- _EXTRAIT FOURNI_:

En privilégiant le dialogue plutôt qu’une docte conférence ce mercredi au CNFPT, Christian Colin a voulu montrer aux élus et cadres des collectivités de Mayotte, que la Chambre régionale des comptes qu’il préside, ne se posait pas en donneuse de leçon, « nous ne faisons pas de critiques, nous posons des constats, découlant sur des analyses juridiques, qui doivent permettre aux collectivités des déterminer leurs marges de manœuvre. »
JDM : Vous vous êtes voulu encourageant en soulignant une division par six du nombre de contrôles budgétaires. Doit-on en déduire que le message de budgets équilibrés et sincères est passé ?
Christian Colin : « On peut dire que certaines collectivités ont pris le taureau par les cornes, mais que d’autres n’ont pas cette maturité. Notre travail est de faire un état des lieux, mais aussi de proposer des marges de manœuvre, surtout avec des finances publiques de plus en plus contraintes par le gouvernement. A moyens constants, on peut gérer mieux, ne serait ce que demander que les horaires de travail soient réellement effectués par l’ensemble des agents, avant de recruter des moyens humains supplémentaires. Mais surtout, il faut que les collectivités dialoguent entre elles. Celles qui ont mis en place de bonnes pratiques doivent les partager. »
Qu’avez-vous retiré de cette rencontre de mercredi au CNFPT avec les élus et les cadres ?

- _INFORMATIONS AFFICHÉES_:

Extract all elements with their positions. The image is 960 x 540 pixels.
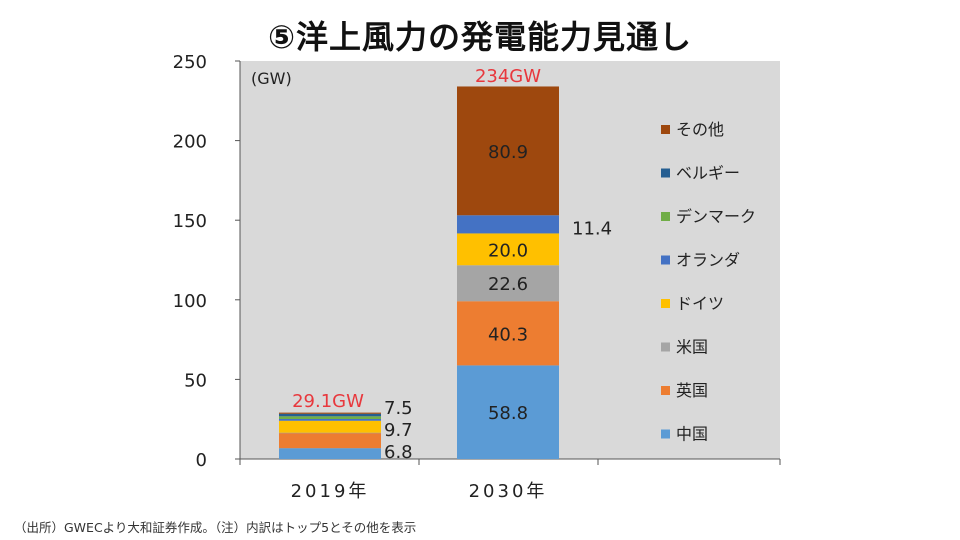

- _CONSIGNE RÉDIGÉE A_: Indiquez si chacune des affirmations suivantes concorde avec l'extrait fourni, en répondant par oui ou par non et en citant à l'identique les mots de l'extrait qui en décident : (i) la rencontre s'est tenue un mercredi au CNFPT ; (ii) Christian Colin déclare que la Chambre régionale des comptes formule des critiques ; (iii) le nombre de contrôles budgétaires a été divisé par six.
- _CONSIGNE RÉDIGÉE B_: Recopiez à l'identique le passage de l'extrait fourni qui va de « En privilégiant le » à « est passé ? ».

- _RÉPONSE ATTENDUE A_:
(i) Oui : « ce mercredi au CNFPT ».
(ii) Non : « nous ne faisons pas de critiques, nous posons des constats ».
(iii) Oui : « une division par six du nombre de contrôles budgétaires ».

- _RÉPONSE ATTENDUE B_:
En privilégiant le dialogue plutôt qu’une docte conférence ce mercredi au CNFPT, Christian Colin a voulu montrer aux élus et cadres des collectivités de Mayotte, que la Chambre régionale des comptes qu’il préside, ne se posait pas en donneuse de leçon, « nous ne faisons pas de critiques, nous posons des constats, découlant sur des analyses juridiques, qui doivent permettre aux collectivités des déterminer leurs marges de manœuvre. »
JDM : Vous vous êtes voulu encourageant en soulignant une division par six du nombre de contrôles budgétaires. Doit-on en déduire que le message de budgets équilibrés et sincères est passé ?